• Description of the task: Using the material below, copy every line where "Probability" appears.

=-=-=

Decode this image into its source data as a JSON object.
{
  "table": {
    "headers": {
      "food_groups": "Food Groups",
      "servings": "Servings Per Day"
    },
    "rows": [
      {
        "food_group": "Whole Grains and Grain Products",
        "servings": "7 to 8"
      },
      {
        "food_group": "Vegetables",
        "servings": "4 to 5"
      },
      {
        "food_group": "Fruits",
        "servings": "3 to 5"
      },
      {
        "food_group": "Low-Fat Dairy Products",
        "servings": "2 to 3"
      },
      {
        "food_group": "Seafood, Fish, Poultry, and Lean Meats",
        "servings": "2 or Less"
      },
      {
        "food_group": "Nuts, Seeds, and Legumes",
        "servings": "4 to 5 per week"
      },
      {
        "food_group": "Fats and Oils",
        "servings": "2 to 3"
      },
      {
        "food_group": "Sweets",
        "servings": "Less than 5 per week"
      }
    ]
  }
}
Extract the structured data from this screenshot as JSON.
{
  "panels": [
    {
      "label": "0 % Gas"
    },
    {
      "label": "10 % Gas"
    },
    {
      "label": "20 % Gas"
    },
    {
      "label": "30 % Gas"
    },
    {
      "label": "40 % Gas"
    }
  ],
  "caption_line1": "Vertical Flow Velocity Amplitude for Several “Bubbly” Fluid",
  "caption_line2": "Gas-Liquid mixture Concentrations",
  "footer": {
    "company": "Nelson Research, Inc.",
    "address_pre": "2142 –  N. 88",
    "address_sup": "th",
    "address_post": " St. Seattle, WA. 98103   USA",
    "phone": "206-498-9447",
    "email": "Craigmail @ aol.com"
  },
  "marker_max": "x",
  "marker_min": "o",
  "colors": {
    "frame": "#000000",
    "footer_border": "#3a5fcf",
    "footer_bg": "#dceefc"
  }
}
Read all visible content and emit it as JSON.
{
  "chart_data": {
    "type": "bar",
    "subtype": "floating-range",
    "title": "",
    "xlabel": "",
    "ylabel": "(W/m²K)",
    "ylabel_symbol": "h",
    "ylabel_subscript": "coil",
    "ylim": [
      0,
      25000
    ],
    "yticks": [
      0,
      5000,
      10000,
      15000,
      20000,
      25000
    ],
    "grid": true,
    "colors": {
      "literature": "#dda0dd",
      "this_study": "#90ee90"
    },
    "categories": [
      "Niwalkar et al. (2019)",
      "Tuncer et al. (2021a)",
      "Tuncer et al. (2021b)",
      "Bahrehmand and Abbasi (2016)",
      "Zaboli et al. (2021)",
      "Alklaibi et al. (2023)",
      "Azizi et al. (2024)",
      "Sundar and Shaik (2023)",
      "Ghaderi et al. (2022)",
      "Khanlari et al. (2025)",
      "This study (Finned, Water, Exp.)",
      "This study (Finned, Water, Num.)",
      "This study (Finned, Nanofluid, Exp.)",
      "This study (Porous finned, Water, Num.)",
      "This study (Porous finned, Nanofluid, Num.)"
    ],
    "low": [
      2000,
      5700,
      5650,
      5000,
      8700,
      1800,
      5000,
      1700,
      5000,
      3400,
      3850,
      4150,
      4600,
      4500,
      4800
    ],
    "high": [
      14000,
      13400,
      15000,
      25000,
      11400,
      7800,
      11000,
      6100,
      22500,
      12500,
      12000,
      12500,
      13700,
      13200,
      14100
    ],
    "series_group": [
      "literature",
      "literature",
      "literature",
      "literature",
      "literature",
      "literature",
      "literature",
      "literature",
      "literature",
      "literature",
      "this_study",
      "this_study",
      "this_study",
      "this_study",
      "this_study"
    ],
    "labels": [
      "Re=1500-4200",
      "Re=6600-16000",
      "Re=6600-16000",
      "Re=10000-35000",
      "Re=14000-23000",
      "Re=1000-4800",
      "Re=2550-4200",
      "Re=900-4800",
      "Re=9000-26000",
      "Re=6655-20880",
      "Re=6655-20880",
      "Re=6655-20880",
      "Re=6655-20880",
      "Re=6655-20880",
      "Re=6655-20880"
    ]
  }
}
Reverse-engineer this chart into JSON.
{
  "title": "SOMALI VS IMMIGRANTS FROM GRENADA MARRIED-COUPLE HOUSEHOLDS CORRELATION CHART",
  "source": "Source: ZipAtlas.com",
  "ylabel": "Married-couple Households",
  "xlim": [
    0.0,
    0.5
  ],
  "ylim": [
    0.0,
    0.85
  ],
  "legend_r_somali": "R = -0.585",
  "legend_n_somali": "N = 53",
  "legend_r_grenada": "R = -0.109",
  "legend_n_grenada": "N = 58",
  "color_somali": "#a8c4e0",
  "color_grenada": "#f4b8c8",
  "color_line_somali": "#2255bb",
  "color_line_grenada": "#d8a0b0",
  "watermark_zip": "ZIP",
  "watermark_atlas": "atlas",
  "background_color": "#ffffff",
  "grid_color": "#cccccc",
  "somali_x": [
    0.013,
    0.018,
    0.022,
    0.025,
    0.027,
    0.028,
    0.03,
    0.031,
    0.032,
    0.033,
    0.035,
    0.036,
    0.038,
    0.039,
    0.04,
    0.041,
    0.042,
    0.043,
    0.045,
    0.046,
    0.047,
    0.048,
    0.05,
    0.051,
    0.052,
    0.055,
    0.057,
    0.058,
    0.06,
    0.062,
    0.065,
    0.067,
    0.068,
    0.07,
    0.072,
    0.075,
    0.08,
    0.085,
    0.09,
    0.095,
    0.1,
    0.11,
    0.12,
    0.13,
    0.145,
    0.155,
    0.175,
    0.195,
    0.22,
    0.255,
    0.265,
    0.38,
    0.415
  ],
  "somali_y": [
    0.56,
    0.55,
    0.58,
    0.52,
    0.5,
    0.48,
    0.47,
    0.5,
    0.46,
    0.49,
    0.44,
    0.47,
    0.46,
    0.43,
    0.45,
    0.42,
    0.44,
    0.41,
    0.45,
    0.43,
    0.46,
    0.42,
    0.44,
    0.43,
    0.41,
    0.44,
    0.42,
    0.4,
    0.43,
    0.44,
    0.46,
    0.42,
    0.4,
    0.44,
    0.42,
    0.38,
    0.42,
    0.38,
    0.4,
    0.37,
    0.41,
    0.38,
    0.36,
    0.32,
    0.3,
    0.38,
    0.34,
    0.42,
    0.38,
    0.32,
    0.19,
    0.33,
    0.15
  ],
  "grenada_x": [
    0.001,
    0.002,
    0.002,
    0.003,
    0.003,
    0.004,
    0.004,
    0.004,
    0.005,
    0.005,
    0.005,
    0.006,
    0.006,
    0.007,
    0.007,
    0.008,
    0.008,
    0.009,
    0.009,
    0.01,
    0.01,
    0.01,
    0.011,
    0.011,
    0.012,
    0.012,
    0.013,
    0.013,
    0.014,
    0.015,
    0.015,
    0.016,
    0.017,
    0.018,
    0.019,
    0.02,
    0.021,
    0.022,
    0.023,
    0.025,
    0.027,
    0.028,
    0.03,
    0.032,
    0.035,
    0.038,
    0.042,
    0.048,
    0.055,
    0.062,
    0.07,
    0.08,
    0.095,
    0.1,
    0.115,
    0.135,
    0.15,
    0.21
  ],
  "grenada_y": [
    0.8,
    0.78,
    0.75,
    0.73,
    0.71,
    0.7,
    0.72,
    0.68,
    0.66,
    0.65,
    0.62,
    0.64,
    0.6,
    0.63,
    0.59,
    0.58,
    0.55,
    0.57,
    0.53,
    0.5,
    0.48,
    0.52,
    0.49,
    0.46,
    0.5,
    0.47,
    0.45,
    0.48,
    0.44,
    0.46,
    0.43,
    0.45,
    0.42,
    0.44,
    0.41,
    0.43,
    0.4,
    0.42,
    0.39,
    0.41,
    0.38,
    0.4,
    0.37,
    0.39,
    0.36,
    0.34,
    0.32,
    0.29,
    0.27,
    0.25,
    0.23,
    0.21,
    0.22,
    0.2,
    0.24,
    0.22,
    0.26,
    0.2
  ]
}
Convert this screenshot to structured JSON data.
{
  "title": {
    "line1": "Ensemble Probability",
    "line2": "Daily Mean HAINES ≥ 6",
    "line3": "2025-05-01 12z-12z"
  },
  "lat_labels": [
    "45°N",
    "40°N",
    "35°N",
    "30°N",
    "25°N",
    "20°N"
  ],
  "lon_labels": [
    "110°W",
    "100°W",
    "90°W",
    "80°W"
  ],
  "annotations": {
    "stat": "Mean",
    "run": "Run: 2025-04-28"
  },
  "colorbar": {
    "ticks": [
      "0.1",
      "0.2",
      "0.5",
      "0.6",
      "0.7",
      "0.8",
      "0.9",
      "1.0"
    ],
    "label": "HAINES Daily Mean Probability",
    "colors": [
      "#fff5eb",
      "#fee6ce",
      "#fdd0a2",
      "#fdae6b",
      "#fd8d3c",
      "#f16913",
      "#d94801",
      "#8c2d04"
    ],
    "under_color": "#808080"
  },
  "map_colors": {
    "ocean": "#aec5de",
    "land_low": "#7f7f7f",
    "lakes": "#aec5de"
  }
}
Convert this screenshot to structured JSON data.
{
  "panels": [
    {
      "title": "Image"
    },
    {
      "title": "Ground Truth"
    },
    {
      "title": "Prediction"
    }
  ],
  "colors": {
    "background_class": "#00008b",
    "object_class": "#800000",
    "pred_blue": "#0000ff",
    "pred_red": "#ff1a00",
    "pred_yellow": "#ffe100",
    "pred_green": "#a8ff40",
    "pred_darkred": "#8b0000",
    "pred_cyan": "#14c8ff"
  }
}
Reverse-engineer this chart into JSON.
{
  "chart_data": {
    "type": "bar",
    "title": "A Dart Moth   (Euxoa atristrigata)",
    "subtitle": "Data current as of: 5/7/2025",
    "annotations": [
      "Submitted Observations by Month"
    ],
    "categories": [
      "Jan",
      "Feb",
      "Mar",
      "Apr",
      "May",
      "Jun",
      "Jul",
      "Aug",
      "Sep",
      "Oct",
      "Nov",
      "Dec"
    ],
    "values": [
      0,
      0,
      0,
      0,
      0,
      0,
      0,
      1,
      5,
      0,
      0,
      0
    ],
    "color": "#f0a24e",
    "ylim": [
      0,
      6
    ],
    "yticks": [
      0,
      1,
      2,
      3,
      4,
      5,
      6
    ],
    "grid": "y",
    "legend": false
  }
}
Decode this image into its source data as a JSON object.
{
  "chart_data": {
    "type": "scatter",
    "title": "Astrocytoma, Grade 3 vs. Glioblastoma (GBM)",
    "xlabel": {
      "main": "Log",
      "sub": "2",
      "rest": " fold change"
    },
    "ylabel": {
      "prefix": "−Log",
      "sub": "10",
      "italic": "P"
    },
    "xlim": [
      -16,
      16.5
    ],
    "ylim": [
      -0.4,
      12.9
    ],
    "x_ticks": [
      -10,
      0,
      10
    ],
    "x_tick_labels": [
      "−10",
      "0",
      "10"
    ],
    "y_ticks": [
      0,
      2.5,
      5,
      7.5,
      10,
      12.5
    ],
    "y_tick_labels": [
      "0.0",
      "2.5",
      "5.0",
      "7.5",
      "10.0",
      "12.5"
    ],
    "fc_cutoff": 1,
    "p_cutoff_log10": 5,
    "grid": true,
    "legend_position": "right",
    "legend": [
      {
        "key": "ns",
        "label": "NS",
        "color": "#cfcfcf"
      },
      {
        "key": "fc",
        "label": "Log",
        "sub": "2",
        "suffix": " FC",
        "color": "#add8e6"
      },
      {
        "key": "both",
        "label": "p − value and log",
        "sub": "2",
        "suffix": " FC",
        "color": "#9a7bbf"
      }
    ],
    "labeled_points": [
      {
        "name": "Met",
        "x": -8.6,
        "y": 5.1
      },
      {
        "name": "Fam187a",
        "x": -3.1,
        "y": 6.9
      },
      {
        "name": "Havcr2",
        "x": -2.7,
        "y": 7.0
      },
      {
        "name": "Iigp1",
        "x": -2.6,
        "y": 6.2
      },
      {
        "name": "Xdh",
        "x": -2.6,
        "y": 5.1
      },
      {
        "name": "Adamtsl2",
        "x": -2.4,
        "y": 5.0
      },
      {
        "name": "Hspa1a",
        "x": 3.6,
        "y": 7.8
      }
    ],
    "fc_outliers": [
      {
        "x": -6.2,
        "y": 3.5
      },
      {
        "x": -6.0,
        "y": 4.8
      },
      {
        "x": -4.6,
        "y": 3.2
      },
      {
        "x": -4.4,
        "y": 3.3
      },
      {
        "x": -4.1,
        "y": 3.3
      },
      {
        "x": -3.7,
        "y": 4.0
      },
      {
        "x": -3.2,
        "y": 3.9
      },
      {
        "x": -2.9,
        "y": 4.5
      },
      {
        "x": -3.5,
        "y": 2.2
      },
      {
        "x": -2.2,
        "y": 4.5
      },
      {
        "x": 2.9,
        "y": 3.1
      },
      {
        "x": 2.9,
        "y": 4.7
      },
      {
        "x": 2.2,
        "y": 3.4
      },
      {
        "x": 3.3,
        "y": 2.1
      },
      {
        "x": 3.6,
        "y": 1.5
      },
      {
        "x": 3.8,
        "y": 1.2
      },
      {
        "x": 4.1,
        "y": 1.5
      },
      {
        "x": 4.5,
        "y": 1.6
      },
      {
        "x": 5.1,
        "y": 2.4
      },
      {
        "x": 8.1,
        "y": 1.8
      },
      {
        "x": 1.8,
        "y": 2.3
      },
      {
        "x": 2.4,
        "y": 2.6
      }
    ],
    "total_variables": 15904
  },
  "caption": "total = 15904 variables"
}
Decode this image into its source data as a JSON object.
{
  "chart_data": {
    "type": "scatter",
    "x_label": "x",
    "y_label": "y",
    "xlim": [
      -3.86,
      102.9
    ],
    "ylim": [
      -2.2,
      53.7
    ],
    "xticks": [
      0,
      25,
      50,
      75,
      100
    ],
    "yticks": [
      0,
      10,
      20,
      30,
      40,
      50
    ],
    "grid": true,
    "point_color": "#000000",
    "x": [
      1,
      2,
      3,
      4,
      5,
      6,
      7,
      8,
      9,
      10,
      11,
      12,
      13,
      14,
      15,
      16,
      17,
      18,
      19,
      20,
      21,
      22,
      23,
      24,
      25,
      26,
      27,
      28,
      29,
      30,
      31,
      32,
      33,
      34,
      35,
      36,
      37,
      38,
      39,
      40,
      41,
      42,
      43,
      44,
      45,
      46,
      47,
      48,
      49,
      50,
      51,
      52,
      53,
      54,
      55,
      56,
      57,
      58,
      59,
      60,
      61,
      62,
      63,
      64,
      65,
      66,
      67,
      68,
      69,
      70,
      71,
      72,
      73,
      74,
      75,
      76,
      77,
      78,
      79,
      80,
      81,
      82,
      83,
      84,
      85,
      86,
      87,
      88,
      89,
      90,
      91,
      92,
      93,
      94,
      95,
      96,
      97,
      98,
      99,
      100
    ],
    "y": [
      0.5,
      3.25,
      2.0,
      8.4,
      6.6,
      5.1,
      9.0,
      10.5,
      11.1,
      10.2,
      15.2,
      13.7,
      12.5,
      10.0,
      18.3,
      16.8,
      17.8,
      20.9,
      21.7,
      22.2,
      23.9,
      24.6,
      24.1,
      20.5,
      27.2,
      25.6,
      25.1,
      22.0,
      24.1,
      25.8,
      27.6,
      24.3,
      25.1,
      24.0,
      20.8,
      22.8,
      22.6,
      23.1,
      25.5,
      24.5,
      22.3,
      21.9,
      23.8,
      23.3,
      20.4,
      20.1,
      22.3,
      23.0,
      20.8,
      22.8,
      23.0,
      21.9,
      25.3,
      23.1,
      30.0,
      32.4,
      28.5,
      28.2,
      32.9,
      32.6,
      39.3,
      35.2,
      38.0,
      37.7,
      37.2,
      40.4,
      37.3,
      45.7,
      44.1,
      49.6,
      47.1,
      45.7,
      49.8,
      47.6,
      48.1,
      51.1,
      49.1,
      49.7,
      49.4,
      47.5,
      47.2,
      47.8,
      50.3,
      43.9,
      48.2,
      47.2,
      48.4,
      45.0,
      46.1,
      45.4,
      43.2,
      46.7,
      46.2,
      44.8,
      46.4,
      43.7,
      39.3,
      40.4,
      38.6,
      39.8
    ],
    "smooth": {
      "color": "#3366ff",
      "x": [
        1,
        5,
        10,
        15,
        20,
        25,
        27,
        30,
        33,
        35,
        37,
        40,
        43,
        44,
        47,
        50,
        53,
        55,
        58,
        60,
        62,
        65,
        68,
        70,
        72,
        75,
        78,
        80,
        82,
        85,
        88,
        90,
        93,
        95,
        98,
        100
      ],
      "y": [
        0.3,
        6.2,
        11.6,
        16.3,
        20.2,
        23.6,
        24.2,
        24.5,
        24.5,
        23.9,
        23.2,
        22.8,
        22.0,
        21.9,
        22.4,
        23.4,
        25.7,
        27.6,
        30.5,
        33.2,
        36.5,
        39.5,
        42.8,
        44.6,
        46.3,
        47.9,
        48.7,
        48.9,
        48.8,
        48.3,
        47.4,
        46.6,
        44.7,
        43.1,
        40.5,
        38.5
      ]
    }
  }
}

=-=-=

• Exercise result:
    "line1": "Ensemble Probability",
    "label": "HAINES Daily Mean Probability",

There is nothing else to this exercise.